Provided information:
---+---

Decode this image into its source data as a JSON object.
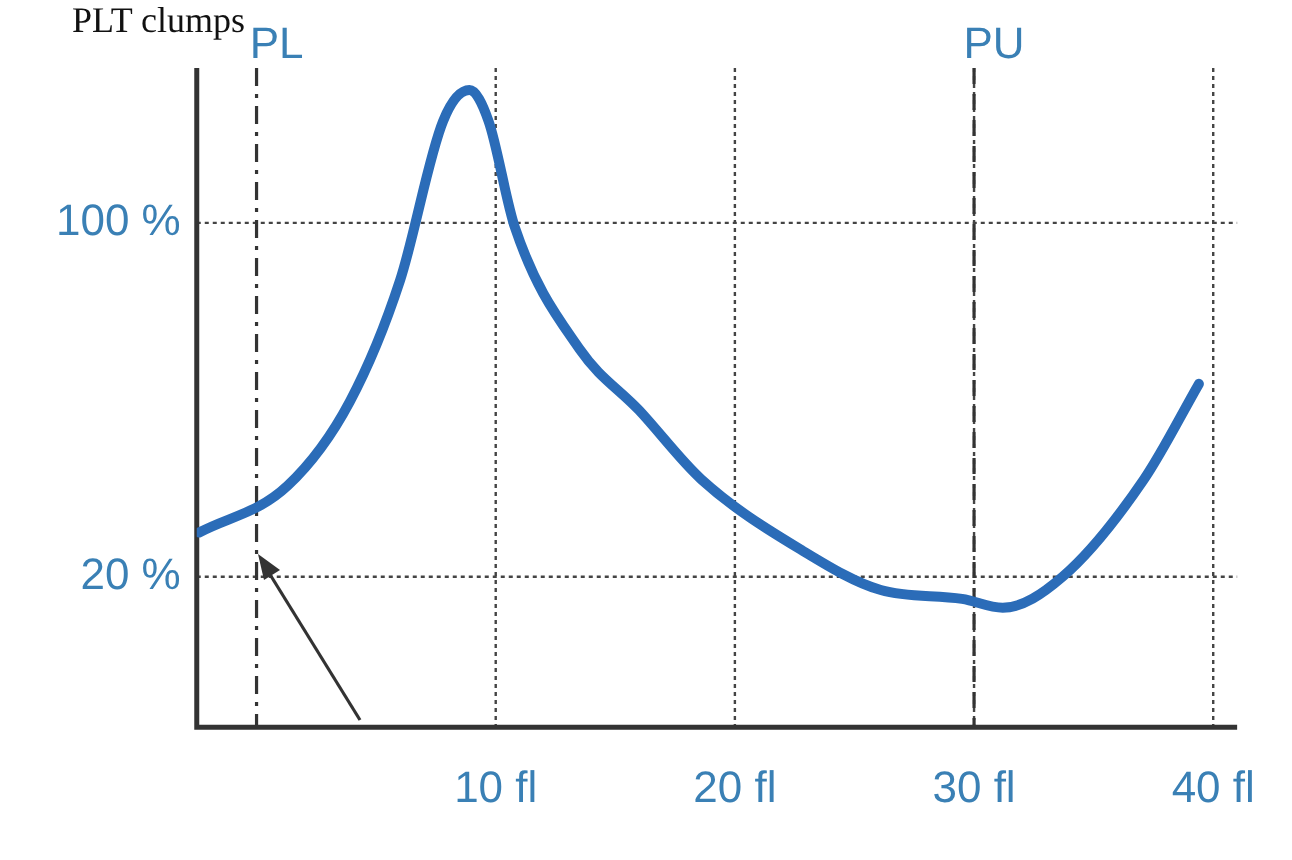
{
  "chart_data": {
    "type": "line",
    "title": "PLT clumps",
    "x": [
      -2.4,
      1.3,
      3.9,
      6.0,
      7.8,
      8.9,
      9.7,
      10.8,
      13.5,
      16,
      18.6,
      22.8,
      26.1,
      29.5,
      31.2,
      33.7,
      37.1,
      39.4
    ],
    "series": [
      {
        "color": "#2b6cb8",
        "values": [
          30,
          40.6,
          59.6,
          87,
          123,
          130,
          123,
          99,
          71.5,
          57.6,
          42,
          26,
          17,
          15,
          13,
          20,
          42,
          63.6
        ]
      }
    ],
    "xlim": [
      -2.5,
      41
    ],
    "xticks": [
      {
        "value": 10,
        "label": "10 fl"
      },
      {
        "value": 20,
        "label": "20 fl"
      },
      {
        "value": 30,
        "label": "30 fl"
      },
      {
        "value": 40,
        "label": "40 fl"
      }
    ],
    "ylim": [
      -14,
      135
    ],
    "yticks": [
      {
        "value": 20,
        "label": "20 %"
      },
      {
        "value": 100,
        "label": "100 %"
      }
    ],
    "ref_lines": [
      {
        "axis": "x",
        "value": 0,
        "label": "PL",
        "line_style": "dashdot"
      },
      {
        "axis": "x",
        "value": 30,
        "label": "PU",
        "line_style": "dashed"
      }
    ],
    "grid": true,
    "legend": false,
    "marker": "none",
    "line_style": "solid"
  }
}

---+---

Exercise directions:
Return each line of the listing that holds the string "label".

Exercise result:
        "label": "10 fl"
        "label": "20 fl"
        "label": "30 fl"
        "label": "40 fl"
        "label": "20 %"
        "label": "100 %"
        "label": "PL",
        "label": "PU",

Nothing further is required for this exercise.